====== RECORDS SUPPLIED ======

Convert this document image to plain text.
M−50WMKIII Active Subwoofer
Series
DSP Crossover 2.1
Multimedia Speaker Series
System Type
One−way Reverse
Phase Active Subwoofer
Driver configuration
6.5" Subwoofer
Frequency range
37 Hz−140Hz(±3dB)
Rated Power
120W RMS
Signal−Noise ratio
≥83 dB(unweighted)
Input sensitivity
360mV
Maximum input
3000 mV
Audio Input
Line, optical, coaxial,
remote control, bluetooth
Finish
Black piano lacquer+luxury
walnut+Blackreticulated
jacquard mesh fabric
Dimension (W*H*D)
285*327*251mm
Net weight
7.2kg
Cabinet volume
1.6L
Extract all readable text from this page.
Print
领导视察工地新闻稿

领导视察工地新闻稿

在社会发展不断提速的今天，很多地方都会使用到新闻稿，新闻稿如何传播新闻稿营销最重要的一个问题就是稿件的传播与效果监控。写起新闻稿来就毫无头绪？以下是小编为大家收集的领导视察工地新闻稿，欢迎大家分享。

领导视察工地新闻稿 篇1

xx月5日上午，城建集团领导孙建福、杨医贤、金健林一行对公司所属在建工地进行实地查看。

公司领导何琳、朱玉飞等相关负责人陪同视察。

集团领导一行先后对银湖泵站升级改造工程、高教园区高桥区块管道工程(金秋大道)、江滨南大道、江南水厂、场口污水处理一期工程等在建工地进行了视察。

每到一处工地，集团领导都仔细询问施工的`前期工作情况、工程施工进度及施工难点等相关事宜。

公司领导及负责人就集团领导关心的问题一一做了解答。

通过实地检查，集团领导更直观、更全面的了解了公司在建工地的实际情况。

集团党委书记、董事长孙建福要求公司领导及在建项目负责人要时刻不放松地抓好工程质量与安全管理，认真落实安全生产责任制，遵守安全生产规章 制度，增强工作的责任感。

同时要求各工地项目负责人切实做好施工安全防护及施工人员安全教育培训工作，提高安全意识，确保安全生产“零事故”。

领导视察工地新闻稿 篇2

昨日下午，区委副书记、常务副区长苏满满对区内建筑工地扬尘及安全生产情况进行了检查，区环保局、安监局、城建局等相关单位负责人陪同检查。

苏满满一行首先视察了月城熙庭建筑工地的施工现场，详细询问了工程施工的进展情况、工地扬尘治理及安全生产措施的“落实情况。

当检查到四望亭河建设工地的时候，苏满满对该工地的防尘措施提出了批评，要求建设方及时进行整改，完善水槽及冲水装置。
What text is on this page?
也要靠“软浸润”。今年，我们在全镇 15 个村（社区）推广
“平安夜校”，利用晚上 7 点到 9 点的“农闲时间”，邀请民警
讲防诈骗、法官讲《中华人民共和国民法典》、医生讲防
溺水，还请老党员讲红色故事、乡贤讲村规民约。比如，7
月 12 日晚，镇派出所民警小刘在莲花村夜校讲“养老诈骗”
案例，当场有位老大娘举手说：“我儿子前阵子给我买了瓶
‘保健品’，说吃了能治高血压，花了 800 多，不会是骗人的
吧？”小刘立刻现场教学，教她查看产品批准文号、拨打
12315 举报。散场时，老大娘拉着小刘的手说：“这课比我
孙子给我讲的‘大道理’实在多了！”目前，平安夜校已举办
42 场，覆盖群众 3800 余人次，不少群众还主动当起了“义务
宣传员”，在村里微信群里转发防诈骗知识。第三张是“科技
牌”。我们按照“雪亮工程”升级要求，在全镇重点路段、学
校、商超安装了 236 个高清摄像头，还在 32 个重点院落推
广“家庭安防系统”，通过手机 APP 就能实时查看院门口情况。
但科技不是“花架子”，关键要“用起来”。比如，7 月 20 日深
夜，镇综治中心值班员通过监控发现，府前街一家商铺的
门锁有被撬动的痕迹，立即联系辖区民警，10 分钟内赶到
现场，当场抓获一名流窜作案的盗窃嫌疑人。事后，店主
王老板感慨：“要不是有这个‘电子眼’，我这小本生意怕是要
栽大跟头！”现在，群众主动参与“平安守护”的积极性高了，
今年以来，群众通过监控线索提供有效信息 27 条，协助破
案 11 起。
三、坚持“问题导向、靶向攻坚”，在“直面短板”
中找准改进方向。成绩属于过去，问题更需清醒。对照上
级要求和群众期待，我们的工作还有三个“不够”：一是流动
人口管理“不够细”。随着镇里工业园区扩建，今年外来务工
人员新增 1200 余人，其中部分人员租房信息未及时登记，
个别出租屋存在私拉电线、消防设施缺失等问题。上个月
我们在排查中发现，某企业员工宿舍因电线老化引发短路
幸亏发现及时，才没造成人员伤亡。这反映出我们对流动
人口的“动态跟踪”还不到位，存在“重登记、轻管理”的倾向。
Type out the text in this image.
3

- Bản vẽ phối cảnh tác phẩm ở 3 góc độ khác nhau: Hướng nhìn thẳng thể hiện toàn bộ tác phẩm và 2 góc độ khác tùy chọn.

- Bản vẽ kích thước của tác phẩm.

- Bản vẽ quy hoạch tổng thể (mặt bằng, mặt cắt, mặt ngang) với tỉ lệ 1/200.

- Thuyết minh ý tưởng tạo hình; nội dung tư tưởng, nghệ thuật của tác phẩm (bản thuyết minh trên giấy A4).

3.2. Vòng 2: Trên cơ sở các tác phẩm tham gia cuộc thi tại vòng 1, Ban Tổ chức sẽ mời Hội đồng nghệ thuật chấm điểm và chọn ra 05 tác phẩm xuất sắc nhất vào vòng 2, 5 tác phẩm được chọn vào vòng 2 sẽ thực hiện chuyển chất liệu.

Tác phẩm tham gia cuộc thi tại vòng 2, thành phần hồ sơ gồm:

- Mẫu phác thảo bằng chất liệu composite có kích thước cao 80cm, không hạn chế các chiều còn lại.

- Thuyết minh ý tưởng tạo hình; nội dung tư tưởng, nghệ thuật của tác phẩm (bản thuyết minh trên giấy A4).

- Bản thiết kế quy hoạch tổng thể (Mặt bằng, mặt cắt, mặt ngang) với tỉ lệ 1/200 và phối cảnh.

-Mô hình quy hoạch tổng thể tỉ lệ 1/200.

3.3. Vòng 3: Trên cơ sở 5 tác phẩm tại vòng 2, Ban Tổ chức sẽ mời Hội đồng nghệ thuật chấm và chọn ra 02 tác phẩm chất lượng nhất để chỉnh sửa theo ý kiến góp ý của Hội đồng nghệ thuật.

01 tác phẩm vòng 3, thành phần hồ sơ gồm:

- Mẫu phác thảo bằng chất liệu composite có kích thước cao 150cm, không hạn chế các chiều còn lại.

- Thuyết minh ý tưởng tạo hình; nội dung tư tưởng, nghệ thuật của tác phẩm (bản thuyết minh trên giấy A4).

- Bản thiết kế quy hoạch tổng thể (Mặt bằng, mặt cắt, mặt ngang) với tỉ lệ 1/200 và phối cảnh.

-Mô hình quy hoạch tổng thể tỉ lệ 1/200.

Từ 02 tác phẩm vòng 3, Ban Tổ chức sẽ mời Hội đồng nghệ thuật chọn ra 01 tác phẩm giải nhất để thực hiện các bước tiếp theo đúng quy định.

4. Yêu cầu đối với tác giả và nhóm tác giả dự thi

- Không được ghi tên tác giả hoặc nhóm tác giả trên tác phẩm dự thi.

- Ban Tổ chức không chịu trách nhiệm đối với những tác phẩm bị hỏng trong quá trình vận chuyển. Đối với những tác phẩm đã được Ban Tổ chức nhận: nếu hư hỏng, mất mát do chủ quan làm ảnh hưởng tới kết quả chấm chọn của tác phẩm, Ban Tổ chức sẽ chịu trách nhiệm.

======

Each entry above is to be set down again in exactly the same words.

Convert this document image to plain text.
M−50WMKIII Active Subwoofer
Series
DSP Crossover 2.1
Multimedia Speaker Series
System Type
One−way Reverse
Phase Active Subwoofer
Driver configuration
6.5" Subwoofer
Frequency range
37 Hz−140Hz(±3dB)
Rated Power
120W RMS
Signal−Noise ratio
≥83 dB(unweighted)
Input sensitivity
360mV
Maximum input
3000 mV
Audio Input
Line, optical, coaxial,
remote control, bluetooth
Finish
Black piano lacquer+luxury
walnut+Blackreticulated
jacquard mesh fabric
Dimension (W*H*D)
285*327*251mm
Net weight
7.2kg
Cabinet volume
1.6L
Extract all readable text from this page.
Print
领导视察工地新闻稿

领导视察工地新闻稿

在社会发展不断提速的今天，很多地方都会使用到新闻稿，新闻稿如何传播新闻稿营销最重要的一个问题就是稿件的传播与效果监控。写起新闻稿来就毫无头绪？以下是小编为大家收集的领导视察工地新闻稿，欢迎大家分享。

领导视察工地新闻稿 篇1

xx月5日上午，城建集团领导孙建福、杨医贤、金健林一行对公司所属在建工地进行实地查看。

公司领导何琳、朱玉飞等相关负责人陪同视察。

集团领导一行先后对银湖泵站升级改造工程、高教园区高桥区块管道工程(金秋大道)、江滨南大道、江南水厂、场口污水处理一期工程等在建工地进行了视察。

每到一处工地，集团领导都仔细询问施工的`前期工作情况、工程施工进度及施工难点等相关事宜。

公司领导及负责人就集团领导关心的问题一一做了解答。

通过实地检查，集团领导更直观、更全面的了解了公司在建工地的实际情况。

集团党委书记、董事长孙建福要求公司领导及在建项目负责人要时刻不放松地抓好工程质量与安全管理，认真落实安全生产责任制，遵守安全生产规章 制度，增强工作的责任感。

同时要求各工地项目负责人切实做好施工安全防护及施工人员安全教育培训工作，提高安全意识，确保安全生产“零事故”。

领导视察工地新闻稿 篇2

昨日下午，区委副书记、常务副区长苏满满对区内建筑工地扬尘及安全生产情况进行了检查，区环保局、安监局、城建局等相关单位负责人陪同检查。

苏满满一行首先视察了月城熙庭建筑工地的施工现场，详细询问了工程施工的进展情况、工地扬尘治理及安全生产措施的“落实情况。

当检查到四望亭河建设工地的时候，苏满满对该工地的防尘措施提出了批评，要求建设方及时进行整改，完善水槽及冲水装置。
What text is on this page?
也要靠“软浸润”。今年，我们在全镇 15 个村（社区）推广
“平安夜校”，利用晚上 7 点到 9 点的“农闲时间”，邀请民警
讲防诈骗、法官讲《中华人民共和国民法典》、医生讲防
溺水，还请老党员讲红色故事、乡贤讲村规民约。比如，7
月 12 日晚，镇派出所民警小刘在莲花村夜校讲“养老诈骗”
案例，当场有位老大娘举手说：“我儿子前阵子给我买了瓶
‘保健品’，说吃了能治高血压，花了 800 多，不会是骗人的
吧？”小刘立刻现场教学，教她查看产品批准文号、拨打
12315 举报。散场时，老大娘拉着小刘的手说：“这课比我
孙子给我讲的‘大道理’实在多了！”目前，平安夜校已举办
42 场，覆盖群众 3800 余人次，不少群众还主动当起了“义务
宣传员”，在村里微信群里转发防诈骗知识。第三张是“科技
牌”。我们按照“雪亮工程”升级要求，在全镇重点路段、学
校、商超安装了 236 个高清摄像头，还在 32 个重点院落推
广“家庭安防系统”，通过手机 APP 就能实时查看院门口情况。
但科技不是“花架子”，关键要“用起来”。比如，7 月 20 日深
夜，镇综治中心值班员通过监控发现，府前街一家商铺的
门锁有被撬动的痕迹，立即联系辖区民警，10 分钟内赶到
现场，当场抓获一名流窜作案的盗窃嫌疑人。事后，店主
王老板感慨：“要不是有这个‘电子眼’，我这小本生意怕是要
栽大跟头！”现在，群众主动参与“平安守护”的积极性高了，
今年以来，群众通过监控线索提供有效信息 27 条，协助破
案 11 起。
三、坚持“问题导向、靶向攻坚”，在“直面短板”
中找准改进方向。成绩属于过去，问题更需清醒。对照上
级要求和群众期待，我们的工作还有三个“不够”：一是流动
人口管理“不够细”。随着镇里工业园区扩建，今年外来务工
人员新增 1200 余人，其中部分人员租房信息未及时登记，
个别出租屋存在私拉电线、消防设施缺失等问题。上个月
我们在排查中发现，某企业员工宿舍因电线老化引发短路
幸亏发现及时，才没造成人员伤亡。这反映出我们对流动
人口的“动态跟踪”还不到位，存在“重登记、轻管理”的倾向。
Type out the text in this image.
3

- Bản vẽ phối cảnh tác phẩm ở 3 góc độ khác nhau: Hướng nhìn thẳng thể hiện toàn bộ tác phẩm và 2 góc độ khác tùy chọn.

- Bản vẽ kích thước của tác phẩm.

- Bản vẽ quy hoạch tổng thể (mặt bằng, mặt cắt, mặt ngang) với tỉ lệ 1/200.

- Thuyết minh ý tưởng tạo hình; nội dung tư tưởng, nghệ thuật của tác phẩm (bản thuyết minh trên giấy A4).

3.2. Vòng 2: Trên cơ sở các tác phẩm tham gia cuộc thi tại vòng 1, Ban Tổ chức sẽ mời Hội đồng nghệ thuật chấm điểm và chọn ra 05 tác phẩm xuất sắc nhất vào vòng 2, 5 tác phẩm được chọn vào vòng 2 sẽ thực hiện chuyển chất liệu.

Tác phẩm tham gia cuộc thi tại vòng 2, thành phần hồ sơ gồm:

- Mẫu phác thảo bằng chất liệu composite có kích thước cao 80cm, không hạn chế các chiều còn lại.

- Thuyết minh ý tưởng tạo hình; nội dung tư tưởng, nghệ thuật của tác phẩm (bản thuyết minh trên giấy A4).

- Bản thiết kế quy hoạch tổng thể (Mặt bằng, mặt cắt, mặt ngang) với tỉ lệ 1/200 và phối cảnh.

-Mô hình quy hoạch tổng thể tỉ lệ 1/200.

3.3. Vòng 3: Trên cơ sở 5 tác phẩm tại vòng 2, Ban Tổ chức sẽ mời Hội đồng nghệ thuật chấm và chọn ra 02 tác phẩm chất lượng nhất để chỉnh sửa theo ý kiến góp ý của Hội đồng nghệ thuật.

01 tác phẩm vòng 3, thành phần hồ sơ gồm:

- Mẫu phác thảo bằng chất liệu composite có kích thước cao 150cm, không hạn chế các chiều còn lại.

- Thuyết minh ý tưởng tạo hình; nội dung tư tưởng, nghệ thuật của tác phẩm (bản thuyết minh trên giấy A4).

- Bản thiết kế quy hoạch tổng thể (Mặt bằng, mặt cắt, mặt ngang) với tỉ lệ 1/200 và phối cảnh.

-Mô hình quy hoạch tổng thể tỉ lệ 1/200.

Từ 02 tác phẩm vòng 3, Ban Tổ chức sẽ mời Hội đồng nghệ thuật chọn ra 01 tác phẩm giải nhất để thực hiện các bước tiếp theo đúng quy định.

4. Yêu cầu đối với tác giả và nhóm tác giả dự thi

- Không được ghi tên tác giả hoặc nhóm tác giả trên tác phẩm dự thi.

- Ban Tổ chức không chịu trách nhiệm đối với những tác phẩm bị hỏng trong quá trình vận chuyển. Đối với những tác phẩm đã được Ban Tổ chức nhận: nếu hư hỏng, mất mát do chủ quan làm ảnh hưởng tới kết quả chấm chọn của tác phẩm, Ban Tổ chức sẽ chịu trách nhiệm.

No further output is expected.